### What is required
Output the data word for word, dropping every image.

### Input
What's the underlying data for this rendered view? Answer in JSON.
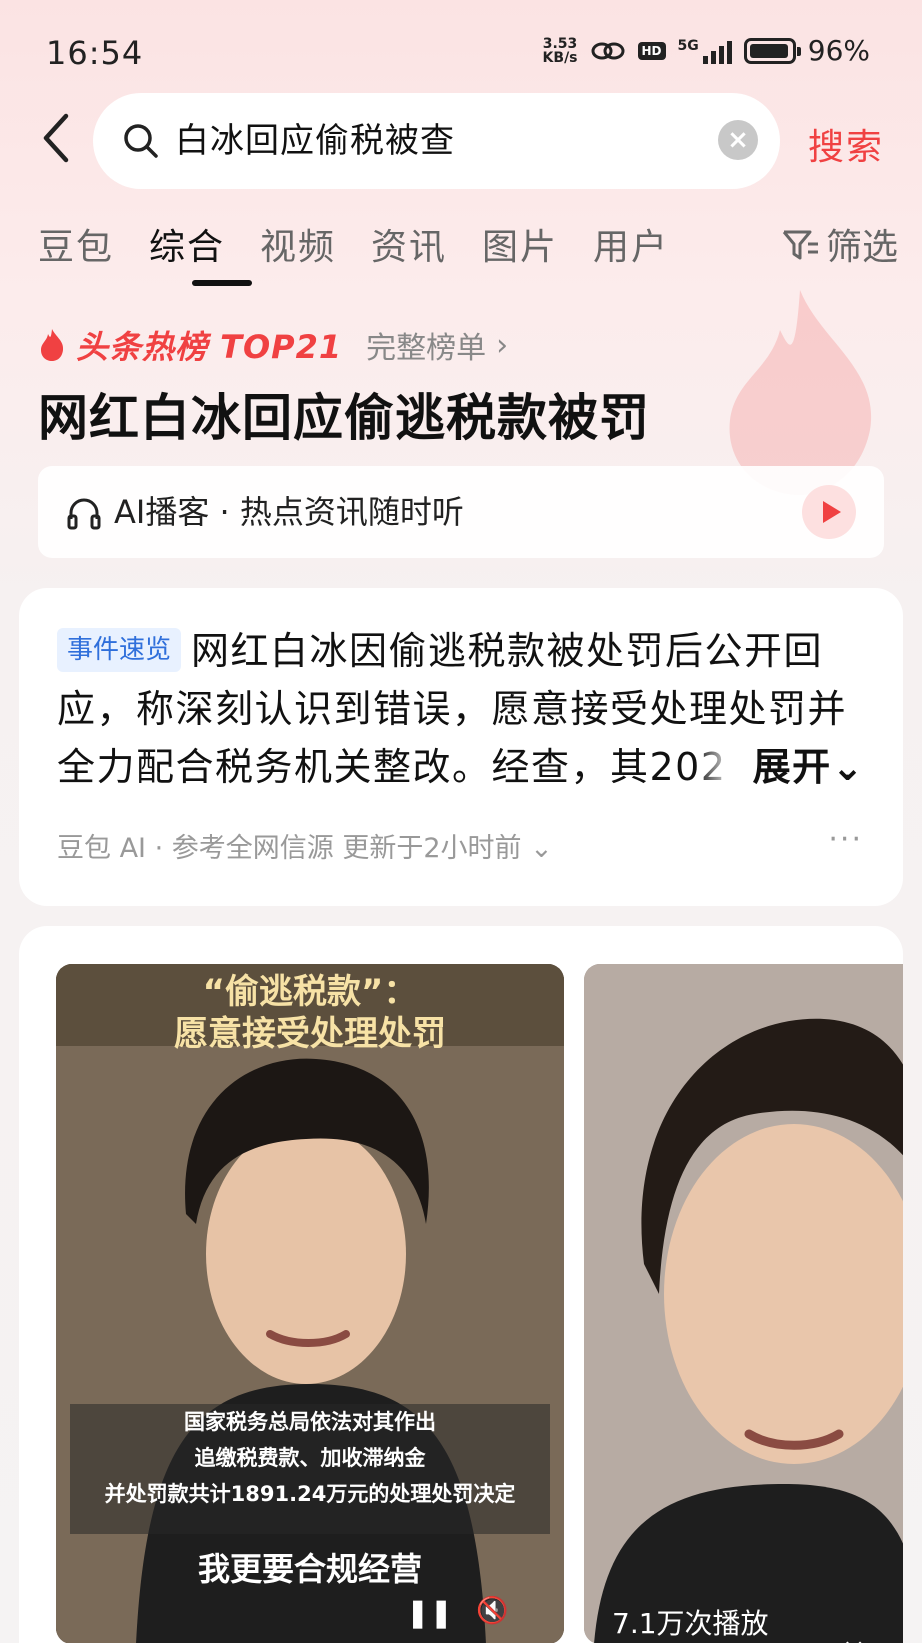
{
  "status_bar": {
    "time": "16:54",
    "net_speed_value": "3.53",
    "net_speed_unit": "KB/s",
    "hd": "HD",
    "network": "5G",
    "battery": "96%"
  },
  "search": {
    "query": "白冰回应偷税被查",
    "clear_icon": "×",
    "button": "搜索"
  },
  "tabs": [
    "豆包",
    "综合",
    "视频",
    "资讯",
    "图片",
    "用户"
  ],
  "active_tab": "综合",
  "filter_label": "筛选",
  "hot_rank": {
    "label": "头条热榜 TOP21",
    "full_list": "完整榜单",
    "chevron": "›"
  },
  "headline": "网红白冰回应偷逃税款被罚",
  "podcast": {
    "label": "AI播客 · 热点资讯随时听"
  },
  "summary": {
    "tag": "事件速览",
    "line1": "网红白冰因偷逃税款被处罚后公开回",
    "line2": "应，称深刻认识到错误，愿意接受处理处罚并",
    "line3": "全力配合税务机关整改。经查，其202",
    "expand": "展开⌄",
    "meta": "豆包 AI · 参考全网信源 更新于2小时前 ⌄",
    "more": "···"
  },
  "video1": {
    "caption_top_1": "“偷逃税款”：",
    "caption_top_2": "愿意接受处理处罚",
    "subtitle_1": "国家税务总局依法对其作出",
    "subtitle_2": "追缴税费款、加收滞纳金",
    "subtitle_3": "并处罚款共计1891.24万元的处理处罚决定",
    "subtitle_big": "我更要合规经营",
    "pause": "❚❚",
    "mute": "🔇"
  },
  "video2": {
    "plays": "7.1万次播放",
    "close": "×"
  },
  "colors": {
    "accent": "#f04142",
    "tag_blue": "#2f6fdb"
  }
}
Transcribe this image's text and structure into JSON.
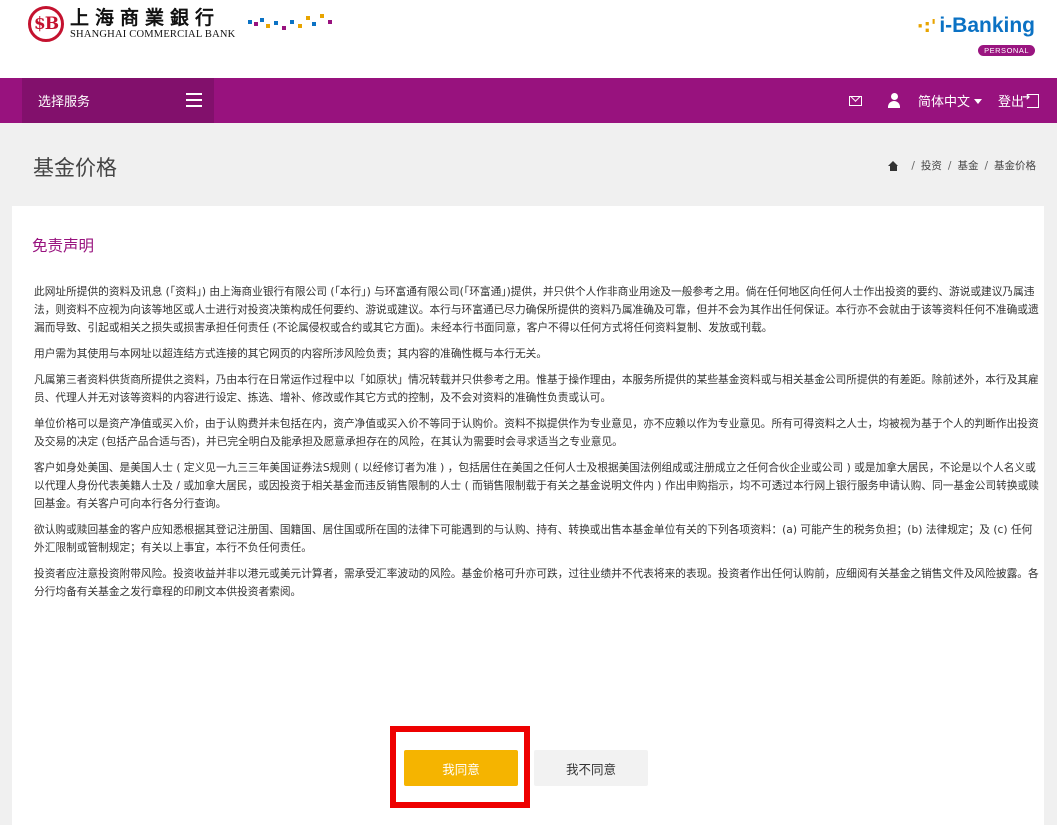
{
  "header": {
    "logo_seal": "$B",
    "logo_cn": "上海商業銀行",
    "logo_en": "SHANGHAI COMMERCIAL BANK",
    "ibanking_label": "i-Banking",
    "ibanking_badge": "PERSONAL",
    "brand_colors": {
      "primary": "#98127e",
      "accent": "#f5b400",
      "link": "#0b72c4",
      "seal": "#c4122f"
    }
  },
  "nav": {
    "service_label": "选择服务",
    "language": "简体中文",
    "logout": "登出",
    "icons": [
      "menu-icon",
      "mail-icon",
      "user-icon",
      "caret-down-icon",
      "logout-icon"
    ]
  },
  "page": {
    "title": "基金价格",
    "breadcrumb": [
      "投资",
      "基金",
      "基金价格"
    ]
  },
  "disclaimer": {
    "title": "免责声明",
    "paragraphs": [
      "此网址所提供的资料及讯息 (「资料」) 由上海商业银行有限公司 (「本行」) 与环富通有限公司(「环富通」)提供，并只供个人作非商业用途及一般参考之用。倘在任何地区向任何人士作出投资的要约、游说或建议乃属违法，则资料不应视为向该等地区或人士进行对投资决策构成任何要约、游说或建议。本行与环富通已尽力确保所提供的资料乃属准确及可靠，但并不会为其作出任何保证。本行亦不会就由于该等资料任何不准确或遗漏而导致、引起或相关之损失或损害承担任何责任 (不论属侵权或合约或其它方面)。未经本行书面同意，客户不得以任何方式将任何资料复制、发放或刊载。",
      "用户需为其使用与本网址以超连结方式连接的其它网页的内容所涉风险负责；其内容的准确性概与本行无关。",
      "凡属第三者资料供货商所提供之资料，乃由本行在日常运作过程中以「如原状」情况转载并只供参考之用。惟基于操作理由，本服务所提供的某些基金资料或与相关基金公司所提供的有差距。除前述外，本行及其雇员、代理人并无对该等资料的内容进行设定、拣选、增补、修改或作其它方式的控制，及不会对资料的准确性负责或认可。",
      "单位价格可以是资产净值或买入价，由于认购费并未包括在内，资产净值或买入价不等同于认购价。资料不拟提供作为专业意见，亦不应赖以作为专业意见。所有可得资料之人士，均被视为基于个人的判断作出投资及交易的决定 (包括产品合适与否)，并已完全明白及能承担及愿意承担存在的风险，在其认为需要时会寻求适当之专业意见。",
      "客户如身处美国、是美国人士 ( 定义见一九三三年美国证券法S规则 ( 以经修订者为准 ) ，包括居住在美国之任何人士及根据美国法例组成或注册成立之任何合伙企业或公司 ) 或是加拿大居民，不论是以个人名义或以代理人身份代表美籍人士及 / 或加拿大居民，或因投资于相关基金而违反销售限制的人士 ( 而销售限制载于有关之基金说明文件内 ) 作出申购指示，均不可透过本行网上银行服务申请认购、同一基金公司转换或赎回基金。有关客户可向本行各分行查询。",
      "欲认购或赎回基金的客户应知悉根据其登记注册国、国籍国、居住国或所在国的法律下可能遇到的与认购、持有、转换或出售本基金单位有关的下列各项资料：(a) 可能产生的税务负担；(b) 法律规定；及 (c) 任何外汇限制或管制规定；有关以上事宜，本行不负任何责任。",
      "投资者应注意投资附带风险。投资收益并非以港元或美元计算者，需承受汇率波动的风险。基金价格可升亦可跌，过往业绩并不代表将来的表现。投资者作出任何认购前，应细阅有关基金之销售文件及风险披露。各分行均备有关基金之发行章程的印刷文本供投资者索阅。"
    ]
  },
  "buttons": {
    "agree": "我同意",
    "disagree": "我不同意"
  }
}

### Output of the exercise
What's the underlying data for this rendered view? Answer in JSON.
{
  "status_bar": {
    "time": "16:54",
    "net_speed_value": "3.53",
    "net_speed_unit": "KB/s",
    "hd": "HD",
    "network": "5G",
    "battery": "96%"
  },
  "search": {
    "query": "白冰回应偷税被查",
    "clear_icon": "×",
    "button": "搜索"
  },
  "tabs": [
    "豆包",
    "综合",
    "视频",
    "资讯",
    "图片",
    "用户"
  ],
  "active_tab": "综合",
  "filter_label": "筛选",
  "hot_rank": {
    "label": "头条热榜 TOP21",
    "full_list": "完整榜单",
    "chevron": "›"
  },
  "headline": "网红白冰回应偷逃税款被罚",
  "podcast": {
    "label": "AI播客 · 热点资讯随时听"
  },
  "summary": {
    "tag": "事件速览",
    "line1": "网红白冰因偷逃税款被处罚后公开回",
    "line2": "应，称深刻认识到错误，愿意接受处理处罚并",
    "line3": "全力配合税务机关整改。经查，其202",
    "expand": "展开⌄",
    "meta": "豆包 AI · 参考全网信源 更新于2小时前 ⌄",
    "more": "···"
  },
  "video1": {
    "caption_top_1": "“偷逃税款”：",
    "caption_top_2": "愿意接受处理处罚",
    "subtitle_1": "国家税务总局依法对其作出",
    "subtitle_2": "追缴税费款、加收滞纳金",
    "subtitle_3": "并处罚款共计1891.24万元的处理处罚决定",
    "subtitle_big": "我更要合规经营",
    "pause": "❚❚",
    "mute": "🔇"
  },
  "video2": {
    "plays": "7.1万次播放",
    "close": "×"
  },
  "colors": {
    "accent": "#f04142",
    "tag_blue": "#2f6fdb"
  }
}
Transcribe this image's text and structure into JSON.
{
  "header": {
    "logo_seal": "$B",
    "logo_cn": "上海商業銀行",
    "logo_en": "SHANGHAI COMMERCIAL BANK",
    "ibanking_label": "i-Banking",
    "ibanking_badge": "PERSONAL",
    "brand_colors": {
      "primary": "#98127e",
      "accent": "#f5b400",
      "link": "#0b72c4",
      "seal": "#c4122f"
    }
  },
  "nav": {
    "service_label": "选择服务",
    "language": "简体中文",
    "logout": "登出",
    "icons": [
      "menu-icon",
      "mail-icon",
      "user-icon",
      "caret-down-icon",
      "logout-icon"
    ]
  },
  "page": {
    "title": "基金价格",
    "breadcrumb": [
      "投资",
      "基金",
      "基金价格"
    ]
  },
  "disclaimer": {
    "title": "免责声明",
    "paragraphs": [
      "此网址所提供的资料及讯息 (「资料」) 由上海商业银行有限公司 (「本行」) 与环富通有限公司(「环富通」)提供，并只供个人作非商业用途及一般参考之用。倘在任何地区向任何人士作出投资的要约、游说或建议乃属违法，则资料不应视为向该等地区或人士进行对投资决策构成任何要约、游说或建议。本行与环富通已尽力确保所提供的资料乃属准确及可靠，但并不会为其作出任何保证。本行亦不会就由于该等资料任何不准确或遗漏而导致、引起或相关之损失或损害承担任何责任 (不论属侵权或合约或其它方面)。未经本行书面同意，客户不得以任何方式将任何资料复制、发放或刊载。",
      "用户需为其使用与本网址以超连结方式连接的其它网页的内容所涉风险负责；其内容的准确性概与本行无关。",
      "凡属第三者资料供货商所提供之资料，乃由本行在日常运作过程中以「如原状」情况转载并只供参考之用。惟基于操作理由，本服务所提供的某些基金资料或与相关基金公司所提供的有差距。除前述外，本行及其雇员、代理人并无对该等资料的内容进行设定、拣选、增补、修改或作其它方式的控制，及不会对资料的准确性负责或认可。",
      "单位价格可以是资产净值或买入价，由于认购费并未包括在内，资产净值或买入价不等同于认购价。资料不拟提供作为专业意见，亦不应赖以作为专业意见。所有可得资料之人士，均被视为基于个人的判断作出投资及交易的决定 (包括产品合适与否)，并已完全明白及能承担及愿意承担存在的风险，在其认为需要时会寻求适当之专业意见。",
      "客户如身处美国、是美国人士 ( 定义见一九三三年美国证券法S规则 ( 以经修订者为准 ) ，包括居住在美国之任何人士及根据美国法例组成或注册成立之任何合伙企业或公司 ) 或是加拿大居民，不论是以个人名义或以代理人身份代表美籍人士及 / 或加拿大居民，或因投资于相关基金而违反销售限制的人士 ( 而销售限制载于有关之基金说明文件内 ) 作出申购指示，均不可透过本行网上银行服务申请认购、同一基金公司转换或赎回基金。有关客户可向本行各分行查询。",
      "欲认购或赎回基金的客户应知悉根据其登记注册国、国籍国、居住国或所在国的法律下可能遇到的与认购、持有、转换或出售本基金单位有关的下列各项资料：(a) 可能产生的税务负担；(b) 法律规定；及 (c) 任何外汇限制或管制规定；有关以上事宜，本行不负任何责任。",
      "投资者应注意投资附带风险。投资收益并非以港元或美元计算者，需承受汇率波动的风险。基金价格可升亦可跌，过往业绩并不代表将来的表现。投资者作出任何认购前，应细阅有关基金之销售文件及风险披露。各分行均备有关基金之发行章程的印刷文本供投资者索阅。"
    ]
  },
  "buttons": {
    "agree": "我同意",
    "disagree": "我不同意"
  }
}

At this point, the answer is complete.